Listed entries
++++++++
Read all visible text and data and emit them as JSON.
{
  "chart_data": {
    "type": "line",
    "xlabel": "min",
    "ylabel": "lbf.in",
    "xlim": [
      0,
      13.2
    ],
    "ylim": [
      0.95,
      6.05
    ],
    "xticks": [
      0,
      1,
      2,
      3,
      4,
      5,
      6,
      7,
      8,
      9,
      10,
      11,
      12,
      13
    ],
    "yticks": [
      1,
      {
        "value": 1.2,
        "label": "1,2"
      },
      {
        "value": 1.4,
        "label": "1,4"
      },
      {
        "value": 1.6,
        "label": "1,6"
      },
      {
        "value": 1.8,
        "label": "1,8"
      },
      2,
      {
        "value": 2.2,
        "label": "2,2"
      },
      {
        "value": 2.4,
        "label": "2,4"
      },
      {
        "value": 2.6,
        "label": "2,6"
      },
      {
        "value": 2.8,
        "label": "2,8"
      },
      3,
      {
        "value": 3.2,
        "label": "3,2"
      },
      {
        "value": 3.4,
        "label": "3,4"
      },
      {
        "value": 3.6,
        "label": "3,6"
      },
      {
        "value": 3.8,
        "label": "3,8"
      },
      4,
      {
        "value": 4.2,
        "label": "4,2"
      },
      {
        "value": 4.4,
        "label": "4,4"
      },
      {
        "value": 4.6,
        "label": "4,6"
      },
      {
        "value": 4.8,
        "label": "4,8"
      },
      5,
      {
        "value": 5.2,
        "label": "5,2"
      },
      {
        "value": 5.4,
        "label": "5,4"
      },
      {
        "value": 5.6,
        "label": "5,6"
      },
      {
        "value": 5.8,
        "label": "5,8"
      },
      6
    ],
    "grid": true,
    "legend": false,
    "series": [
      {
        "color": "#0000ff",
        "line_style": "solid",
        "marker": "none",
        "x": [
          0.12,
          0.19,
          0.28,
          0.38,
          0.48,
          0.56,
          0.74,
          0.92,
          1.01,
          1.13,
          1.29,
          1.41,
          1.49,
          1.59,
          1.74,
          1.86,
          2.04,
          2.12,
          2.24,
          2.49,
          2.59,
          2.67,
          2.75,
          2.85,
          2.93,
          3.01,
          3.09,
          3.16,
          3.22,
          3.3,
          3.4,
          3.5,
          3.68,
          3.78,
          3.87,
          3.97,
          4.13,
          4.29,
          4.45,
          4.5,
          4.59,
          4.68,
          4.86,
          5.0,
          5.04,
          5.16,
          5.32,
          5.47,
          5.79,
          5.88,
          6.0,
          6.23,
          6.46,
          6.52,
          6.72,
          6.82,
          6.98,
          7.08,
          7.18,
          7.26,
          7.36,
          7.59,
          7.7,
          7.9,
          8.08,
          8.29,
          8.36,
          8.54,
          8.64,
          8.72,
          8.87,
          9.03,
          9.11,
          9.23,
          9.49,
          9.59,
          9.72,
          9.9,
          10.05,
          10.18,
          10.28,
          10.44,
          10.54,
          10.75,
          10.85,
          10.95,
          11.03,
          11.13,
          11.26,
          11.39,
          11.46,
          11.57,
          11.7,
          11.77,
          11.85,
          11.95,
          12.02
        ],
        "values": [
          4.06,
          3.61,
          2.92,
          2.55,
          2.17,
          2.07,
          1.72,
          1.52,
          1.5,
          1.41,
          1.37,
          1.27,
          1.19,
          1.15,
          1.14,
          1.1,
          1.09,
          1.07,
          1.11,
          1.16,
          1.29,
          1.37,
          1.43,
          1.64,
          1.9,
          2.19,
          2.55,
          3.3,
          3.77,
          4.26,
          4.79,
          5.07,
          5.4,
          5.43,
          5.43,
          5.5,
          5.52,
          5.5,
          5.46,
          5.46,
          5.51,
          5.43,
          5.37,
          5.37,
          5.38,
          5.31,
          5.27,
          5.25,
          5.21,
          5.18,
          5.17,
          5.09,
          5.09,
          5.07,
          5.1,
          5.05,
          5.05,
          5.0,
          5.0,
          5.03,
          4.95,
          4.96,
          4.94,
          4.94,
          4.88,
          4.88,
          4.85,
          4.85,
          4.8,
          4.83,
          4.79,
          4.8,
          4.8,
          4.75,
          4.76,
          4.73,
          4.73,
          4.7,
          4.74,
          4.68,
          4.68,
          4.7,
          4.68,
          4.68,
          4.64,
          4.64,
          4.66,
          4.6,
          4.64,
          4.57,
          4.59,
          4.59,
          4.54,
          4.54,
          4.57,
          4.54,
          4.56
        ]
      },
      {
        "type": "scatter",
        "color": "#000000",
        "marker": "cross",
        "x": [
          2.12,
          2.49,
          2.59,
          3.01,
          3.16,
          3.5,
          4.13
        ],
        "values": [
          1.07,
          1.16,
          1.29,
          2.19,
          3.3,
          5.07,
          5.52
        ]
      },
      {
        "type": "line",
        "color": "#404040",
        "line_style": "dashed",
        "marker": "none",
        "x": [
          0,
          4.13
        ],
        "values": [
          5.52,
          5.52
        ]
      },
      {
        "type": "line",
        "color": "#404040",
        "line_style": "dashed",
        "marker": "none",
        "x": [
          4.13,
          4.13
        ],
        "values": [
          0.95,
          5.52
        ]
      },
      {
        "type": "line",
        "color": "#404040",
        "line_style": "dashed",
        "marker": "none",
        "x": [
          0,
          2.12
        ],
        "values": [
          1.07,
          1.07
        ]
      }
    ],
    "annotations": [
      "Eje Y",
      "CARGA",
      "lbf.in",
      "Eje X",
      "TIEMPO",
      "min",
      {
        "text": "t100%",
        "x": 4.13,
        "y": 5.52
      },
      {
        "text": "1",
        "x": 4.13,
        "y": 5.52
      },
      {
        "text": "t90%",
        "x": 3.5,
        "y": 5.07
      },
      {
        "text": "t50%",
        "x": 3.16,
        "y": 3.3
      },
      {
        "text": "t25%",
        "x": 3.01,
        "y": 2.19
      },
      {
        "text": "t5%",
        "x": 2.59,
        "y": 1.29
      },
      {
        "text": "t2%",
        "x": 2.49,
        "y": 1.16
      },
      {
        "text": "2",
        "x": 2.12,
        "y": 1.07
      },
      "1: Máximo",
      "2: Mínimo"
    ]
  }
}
++++++++
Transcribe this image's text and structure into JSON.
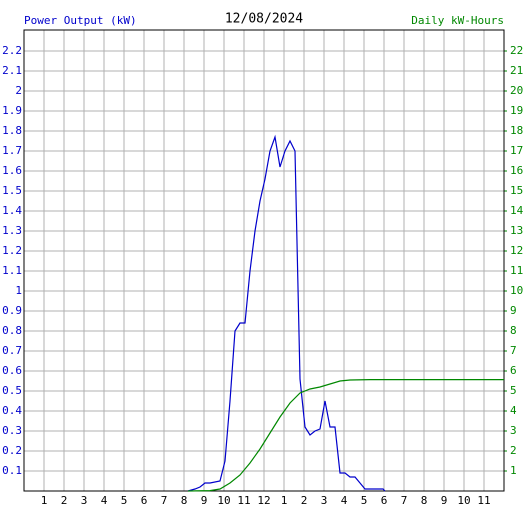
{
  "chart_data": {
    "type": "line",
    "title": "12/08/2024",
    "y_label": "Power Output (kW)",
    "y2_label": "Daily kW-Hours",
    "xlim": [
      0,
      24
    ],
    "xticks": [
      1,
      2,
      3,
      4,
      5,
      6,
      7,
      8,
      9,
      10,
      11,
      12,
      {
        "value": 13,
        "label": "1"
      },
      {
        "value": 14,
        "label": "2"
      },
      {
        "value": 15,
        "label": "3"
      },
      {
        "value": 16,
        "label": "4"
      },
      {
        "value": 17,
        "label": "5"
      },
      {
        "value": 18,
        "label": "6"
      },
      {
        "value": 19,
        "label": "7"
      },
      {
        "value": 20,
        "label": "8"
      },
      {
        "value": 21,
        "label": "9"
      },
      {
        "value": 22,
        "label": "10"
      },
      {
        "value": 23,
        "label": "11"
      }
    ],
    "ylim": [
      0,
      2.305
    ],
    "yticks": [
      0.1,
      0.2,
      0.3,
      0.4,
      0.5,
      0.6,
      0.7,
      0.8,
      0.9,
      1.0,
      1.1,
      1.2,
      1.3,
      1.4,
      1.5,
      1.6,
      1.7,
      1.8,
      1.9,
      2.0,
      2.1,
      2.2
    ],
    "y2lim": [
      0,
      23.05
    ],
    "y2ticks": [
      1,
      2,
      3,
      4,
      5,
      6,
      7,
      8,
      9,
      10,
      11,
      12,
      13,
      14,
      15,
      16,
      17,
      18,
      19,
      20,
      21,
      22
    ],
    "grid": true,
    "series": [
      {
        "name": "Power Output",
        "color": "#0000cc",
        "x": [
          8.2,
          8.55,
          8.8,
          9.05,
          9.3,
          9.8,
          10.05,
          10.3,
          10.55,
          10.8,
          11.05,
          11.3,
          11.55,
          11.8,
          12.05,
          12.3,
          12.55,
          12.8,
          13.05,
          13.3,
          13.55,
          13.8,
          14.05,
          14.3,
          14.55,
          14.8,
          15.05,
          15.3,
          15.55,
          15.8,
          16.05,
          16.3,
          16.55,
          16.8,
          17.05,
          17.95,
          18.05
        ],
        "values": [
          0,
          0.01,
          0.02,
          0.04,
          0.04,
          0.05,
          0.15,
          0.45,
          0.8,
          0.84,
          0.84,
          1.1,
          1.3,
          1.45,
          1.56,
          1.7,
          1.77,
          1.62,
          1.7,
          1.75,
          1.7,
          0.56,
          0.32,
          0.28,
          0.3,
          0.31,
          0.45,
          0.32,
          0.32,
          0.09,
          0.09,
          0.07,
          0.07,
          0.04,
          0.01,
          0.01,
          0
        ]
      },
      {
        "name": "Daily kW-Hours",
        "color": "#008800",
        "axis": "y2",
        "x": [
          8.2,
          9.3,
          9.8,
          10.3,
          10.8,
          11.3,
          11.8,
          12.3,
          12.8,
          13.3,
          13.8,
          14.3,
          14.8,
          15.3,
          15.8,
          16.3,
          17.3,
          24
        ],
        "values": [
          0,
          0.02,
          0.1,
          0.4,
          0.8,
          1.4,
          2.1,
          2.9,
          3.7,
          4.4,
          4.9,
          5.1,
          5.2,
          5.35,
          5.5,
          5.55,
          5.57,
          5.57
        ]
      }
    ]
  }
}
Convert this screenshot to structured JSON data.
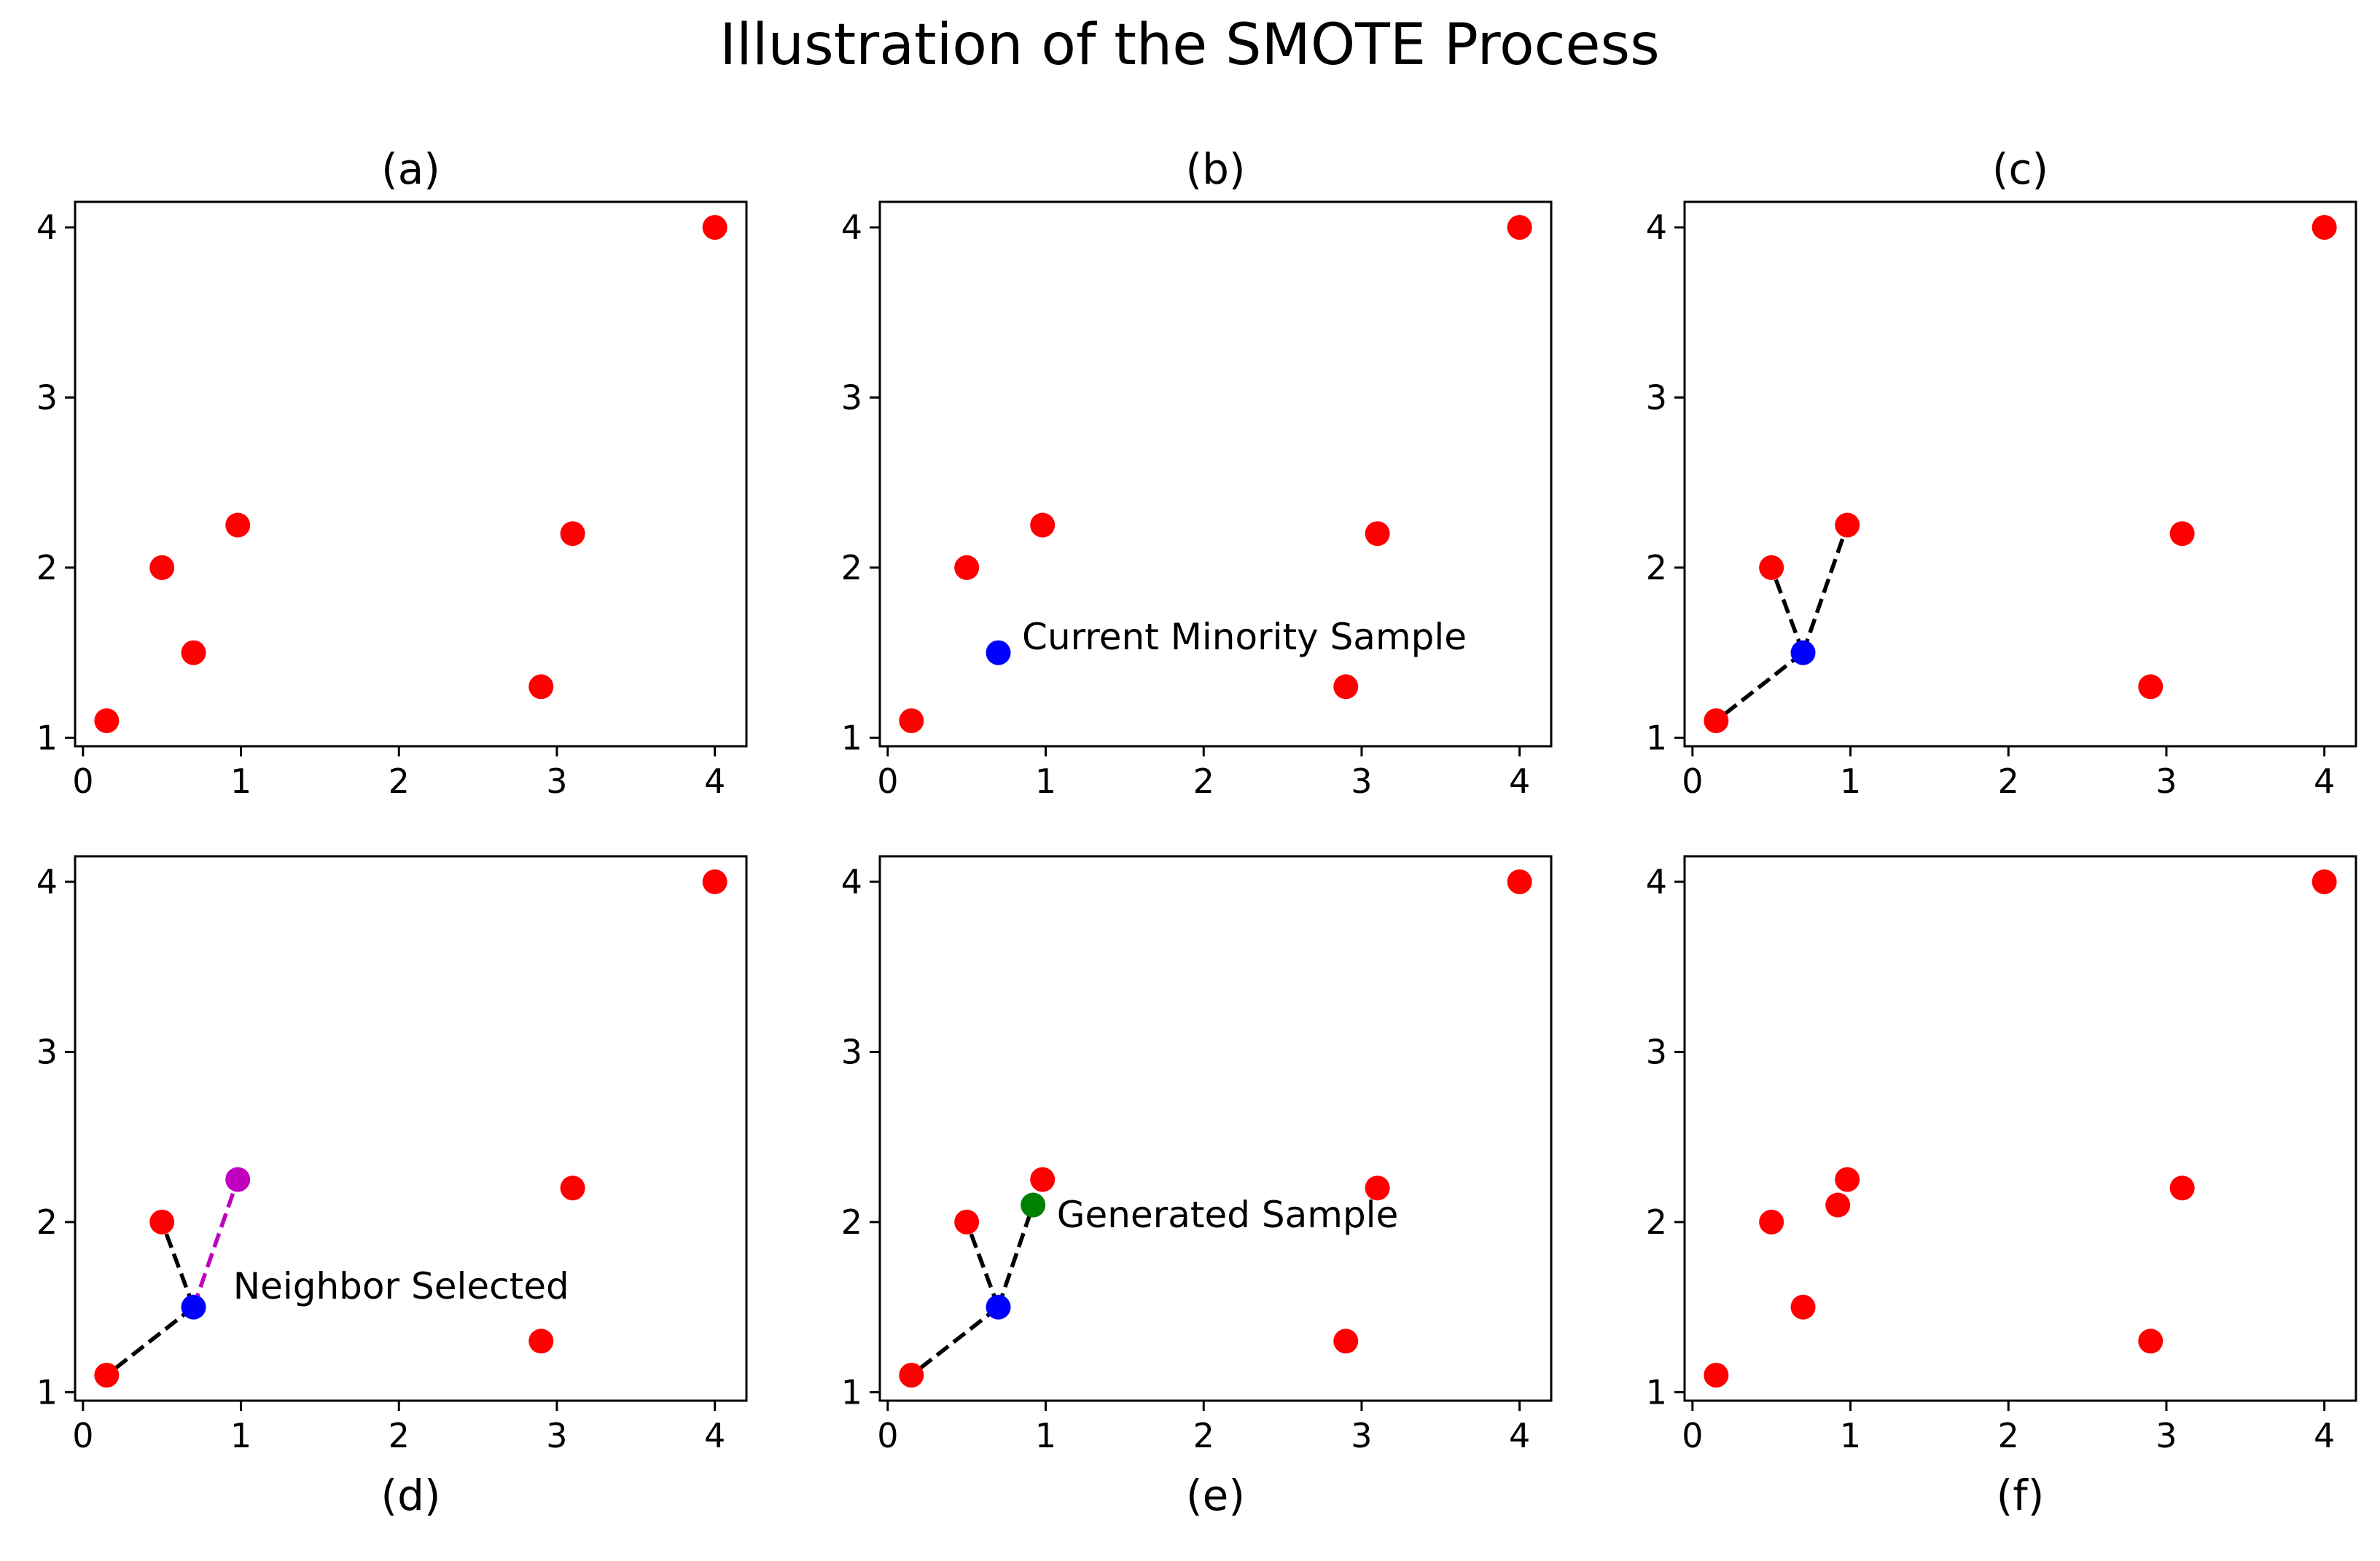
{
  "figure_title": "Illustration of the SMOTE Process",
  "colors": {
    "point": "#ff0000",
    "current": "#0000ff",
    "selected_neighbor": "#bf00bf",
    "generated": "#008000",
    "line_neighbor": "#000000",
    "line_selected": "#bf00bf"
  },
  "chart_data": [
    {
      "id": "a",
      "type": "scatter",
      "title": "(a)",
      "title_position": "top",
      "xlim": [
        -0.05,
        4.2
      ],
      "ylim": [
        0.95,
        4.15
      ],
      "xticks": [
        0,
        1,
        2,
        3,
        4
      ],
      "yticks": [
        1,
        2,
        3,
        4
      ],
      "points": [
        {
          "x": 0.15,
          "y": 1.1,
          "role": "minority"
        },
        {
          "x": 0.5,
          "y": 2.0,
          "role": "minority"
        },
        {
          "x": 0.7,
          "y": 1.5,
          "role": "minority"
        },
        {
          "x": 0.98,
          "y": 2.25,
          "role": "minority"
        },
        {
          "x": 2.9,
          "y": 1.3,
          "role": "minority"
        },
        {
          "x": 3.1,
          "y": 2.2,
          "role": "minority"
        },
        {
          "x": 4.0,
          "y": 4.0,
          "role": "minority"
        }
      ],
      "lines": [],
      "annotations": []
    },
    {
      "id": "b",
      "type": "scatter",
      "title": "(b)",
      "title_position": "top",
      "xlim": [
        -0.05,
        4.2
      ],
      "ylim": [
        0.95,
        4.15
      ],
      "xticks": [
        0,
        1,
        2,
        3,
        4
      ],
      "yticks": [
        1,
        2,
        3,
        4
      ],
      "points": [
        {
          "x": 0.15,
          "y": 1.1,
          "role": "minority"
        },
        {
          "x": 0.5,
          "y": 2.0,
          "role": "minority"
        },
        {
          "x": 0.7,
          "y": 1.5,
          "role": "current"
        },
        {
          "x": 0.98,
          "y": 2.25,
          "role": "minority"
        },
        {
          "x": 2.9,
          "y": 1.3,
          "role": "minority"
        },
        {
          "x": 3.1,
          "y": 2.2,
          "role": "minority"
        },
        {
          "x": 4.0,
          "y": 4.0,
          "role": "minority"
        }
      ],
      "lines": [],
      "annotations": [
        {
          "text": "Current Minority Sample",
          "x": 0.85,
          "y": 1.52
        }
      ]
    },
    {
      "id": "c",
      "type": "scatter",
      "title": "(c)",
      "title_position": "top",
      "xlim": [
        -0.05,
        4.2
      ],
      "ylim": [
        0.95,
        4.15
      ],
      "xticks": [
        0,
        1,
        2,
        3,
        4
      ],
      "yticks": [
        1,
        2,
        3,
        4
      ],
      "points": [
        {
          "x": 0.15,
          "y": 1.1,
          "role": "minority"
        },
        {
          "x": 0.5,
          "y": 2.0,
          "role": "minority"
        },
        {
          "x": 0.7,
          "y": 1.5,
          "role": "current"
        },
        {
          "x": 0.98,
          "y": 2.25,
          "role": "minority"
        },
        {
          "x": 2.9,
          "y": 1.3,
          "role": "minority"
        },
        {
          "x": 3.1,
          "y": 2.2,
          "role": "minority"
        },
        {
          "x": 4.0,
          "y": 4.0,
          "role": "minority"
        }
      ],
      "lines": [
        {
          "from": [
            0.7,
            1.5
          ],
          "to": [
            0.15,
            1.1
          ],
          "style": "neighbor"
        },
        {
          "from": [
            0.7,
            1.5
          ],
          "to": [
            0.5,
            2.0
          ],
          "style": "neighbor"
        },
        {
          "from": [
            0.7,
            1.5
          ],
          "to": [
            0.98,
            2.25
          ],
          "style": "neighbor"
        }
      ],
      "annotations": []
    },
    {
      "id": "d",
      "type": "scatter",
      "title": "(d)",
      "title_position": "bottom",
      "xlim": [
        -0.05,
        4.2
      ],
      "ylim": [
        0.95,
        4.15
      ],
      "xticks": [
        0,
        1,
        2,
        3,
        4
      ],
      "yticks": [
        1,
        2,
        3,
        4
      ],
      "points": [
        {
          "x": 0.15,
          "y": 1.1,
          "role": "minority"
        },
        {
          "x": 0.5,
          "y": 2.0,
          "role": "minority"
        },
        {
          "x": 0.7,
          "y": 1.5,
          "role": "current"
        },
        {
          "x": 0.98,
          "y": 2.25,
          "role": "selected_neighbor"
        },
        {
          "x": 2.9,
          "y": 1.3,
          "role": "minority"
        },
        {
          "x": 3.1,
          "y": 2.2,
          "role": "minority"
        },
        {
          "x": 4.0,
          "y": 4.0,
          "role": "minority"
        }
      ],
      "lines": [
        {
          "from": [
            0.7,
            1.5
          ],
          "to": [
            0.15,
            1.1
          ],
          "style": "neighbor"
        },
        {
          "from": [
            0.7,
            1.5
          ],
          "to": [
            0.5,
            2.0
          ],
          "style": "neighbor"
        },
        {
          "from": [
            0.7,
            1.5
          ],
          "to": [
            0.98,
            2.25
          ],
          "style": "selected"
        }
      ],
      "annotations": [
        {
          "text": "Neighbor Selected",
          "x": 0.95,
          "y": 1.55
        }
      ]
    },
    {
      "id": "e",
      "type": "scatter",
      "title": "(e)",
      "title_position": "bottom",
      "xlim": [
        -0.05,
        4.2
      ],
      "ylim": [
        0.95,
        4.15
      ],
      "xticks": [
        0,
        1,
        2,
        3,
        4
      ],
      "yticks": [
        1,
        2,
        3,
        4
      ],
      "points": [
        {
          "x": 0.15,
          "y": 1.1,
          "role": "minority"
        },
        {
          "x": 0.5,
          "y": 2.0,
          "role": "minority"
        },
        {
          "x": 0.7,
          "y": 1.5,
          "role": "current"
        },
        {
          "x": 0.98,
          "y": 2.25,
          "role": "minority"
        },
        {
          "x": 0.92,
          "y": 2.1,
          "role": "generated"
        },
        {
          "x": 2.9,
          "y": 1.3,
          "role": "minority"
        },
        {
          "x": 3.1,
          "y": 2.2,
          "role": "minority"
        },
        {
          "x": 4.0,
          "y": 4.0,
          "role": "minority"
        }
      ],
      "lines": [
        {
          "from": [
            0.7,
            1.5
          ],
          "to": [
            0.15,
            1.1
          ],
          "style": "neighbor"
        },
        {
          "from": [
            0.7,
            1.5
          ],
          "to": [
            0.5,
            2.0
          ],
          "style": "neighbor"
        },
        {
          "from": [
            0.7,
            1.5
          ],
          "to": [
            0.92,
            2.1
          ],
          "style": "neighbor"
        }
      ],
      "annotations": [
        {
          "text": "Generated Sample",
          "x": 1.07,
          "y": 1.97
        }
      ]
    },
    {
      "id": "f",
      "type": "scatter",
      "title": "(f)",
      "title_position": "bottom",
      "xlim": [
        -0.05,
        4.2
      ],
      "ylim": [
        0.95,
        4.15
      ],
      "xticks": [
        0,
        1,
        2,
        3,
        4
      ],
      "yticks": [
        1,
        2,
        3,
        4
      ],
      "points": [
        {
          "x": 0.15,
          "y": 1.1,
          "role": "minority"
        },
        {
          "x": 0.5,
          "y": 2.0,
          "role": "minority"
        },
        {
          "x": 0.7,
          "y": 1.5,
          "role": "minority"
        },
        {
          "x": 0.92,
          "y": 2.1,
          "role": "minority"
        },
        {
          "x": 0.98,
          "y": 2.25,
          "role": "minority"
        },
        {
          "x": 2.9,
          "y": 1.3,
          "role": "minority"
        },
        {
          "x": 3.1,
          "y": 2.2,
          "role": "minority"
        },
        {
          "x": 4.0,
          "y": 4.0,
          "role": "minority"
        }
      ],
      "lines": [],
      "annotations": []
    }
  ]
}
++++++++
Exercise
Identify every line holding the word "Sample" and copy it out.

Written reply
          "text": "Current Minority Sample",
          "text": "Generated Sample",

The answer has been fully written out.